[Records from a dataset]
○ ○ ○ ○ ○ ○ ○
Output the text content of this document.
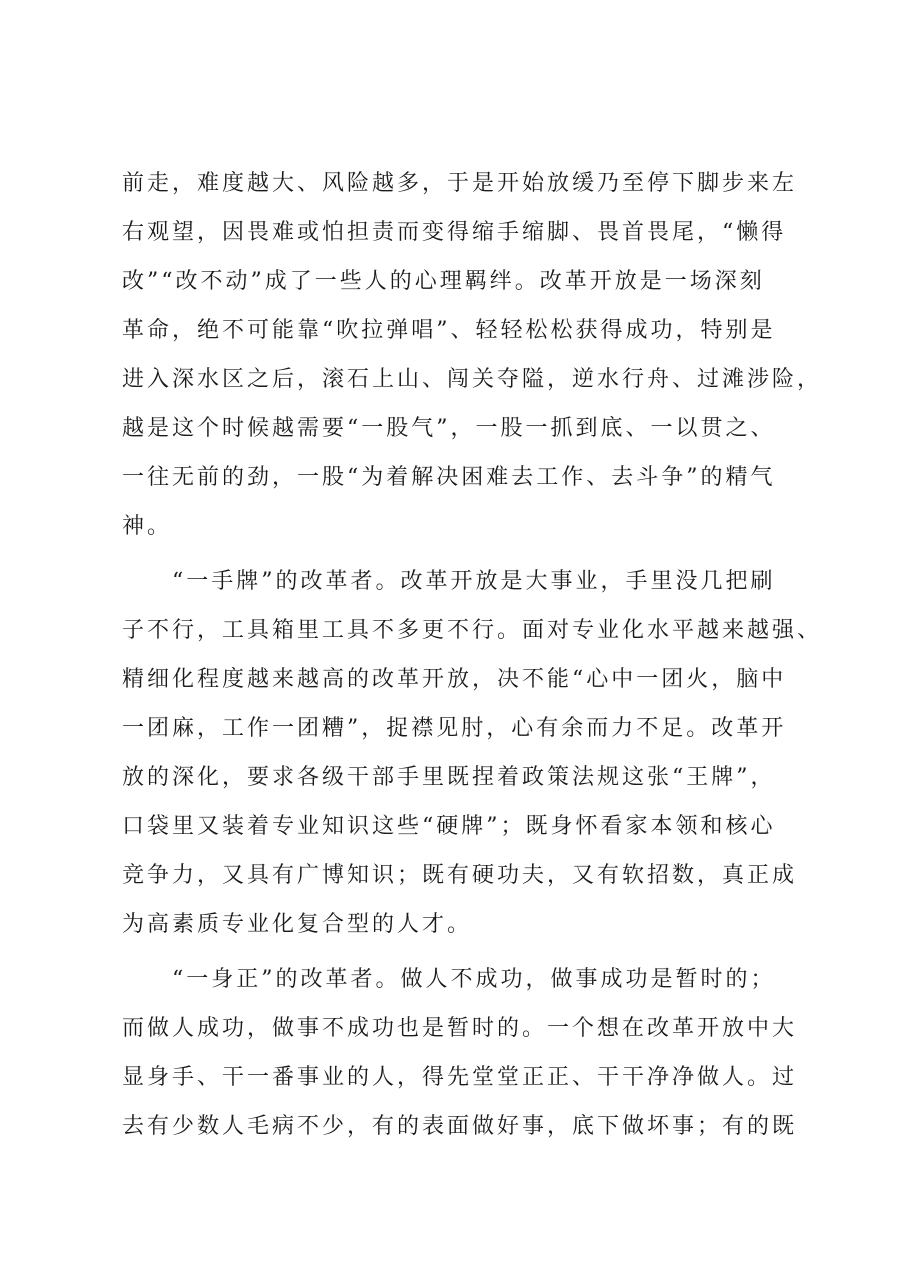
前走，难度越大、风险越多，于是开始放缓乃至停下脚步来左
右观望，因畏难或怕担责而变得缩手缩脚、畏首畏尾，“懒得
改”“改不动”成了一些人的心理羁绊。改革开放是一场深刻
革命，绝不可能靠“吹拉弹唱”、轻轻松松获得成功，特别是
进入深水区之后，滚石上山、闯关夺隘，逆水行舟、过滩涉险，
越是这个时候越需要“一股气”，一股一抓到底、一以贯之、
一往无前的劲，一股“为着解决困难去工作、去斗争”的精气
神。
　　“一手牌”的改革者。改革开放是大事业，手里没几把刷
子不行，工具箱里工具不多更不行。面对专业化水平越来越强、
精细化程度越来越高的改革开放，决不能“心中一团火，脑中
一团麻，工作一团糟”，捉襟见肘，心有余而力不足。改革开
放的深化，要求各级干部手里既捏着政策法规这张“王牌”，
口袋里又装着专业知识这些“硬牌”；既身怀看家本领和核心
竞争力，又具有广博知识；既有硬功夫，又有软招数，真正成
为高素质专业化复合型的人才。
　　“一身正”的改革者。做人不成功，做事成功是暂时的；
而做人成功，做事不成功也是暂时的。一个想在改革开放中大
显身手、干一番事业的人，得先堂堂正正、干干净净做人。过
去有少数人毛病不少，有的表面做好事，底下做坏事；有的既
○ ○ ○ ○ ○ ○ ○
Reproduce every entry word for word, but skip any pictures.

- **Task answer**
Output the text content of this document.
前走，难度越大、风险越多，于是开始放缓乃至停下脚步来左
右观望，因畏难或怕担责而变得缩手缩脚、畏首畏尾，“懒得
改”“改不动”成了一些人的心理羁绊。改革开放是一场深刻
革命，绝不可能靠“吹拉弹唱”、轻轻松松获得成功，特别是
进入深水区之后，滚石上山、闯关夺隘，逆水行舟、过滩涉险，
越是这个时候越需要“一股气”，一股一抓到底、一以贯之、
一往无前的劲，一股“为着解决困难去工作、去斗争”的精气
神。
　　“一手牌”的改革者。改革开放是大事业，手里没几把刷
子不行，工具箱里工具不多更不行。面对专业化水平越来越强、
精细化程度越来越高的改革开放，决不能“心中一团火，脑中
一团麻，工作一团糟”，捉襟见肘，心有余而力不足。改革开
放的深化，要求各级干部手里既捏着政策法规这张“王牌”，
口袋里又装着专业知识这些“硬牌”；既身怀看家本领和核心
竞争力，又具有广博知识；既有硬功夫，又有软招数，真正成
为高素质专业化复合型的人才。
　　“一身正”的改革者。做人不成功，做事成功是暂时的；
而做人成功，做事不成功也是暂时的。一个想在改革开放中大
显身手、干一番事业的人，得先堂堂正正、干干净净做人。过
去有少数人毛病不少，有的表面做好事，底下做坏事；有的既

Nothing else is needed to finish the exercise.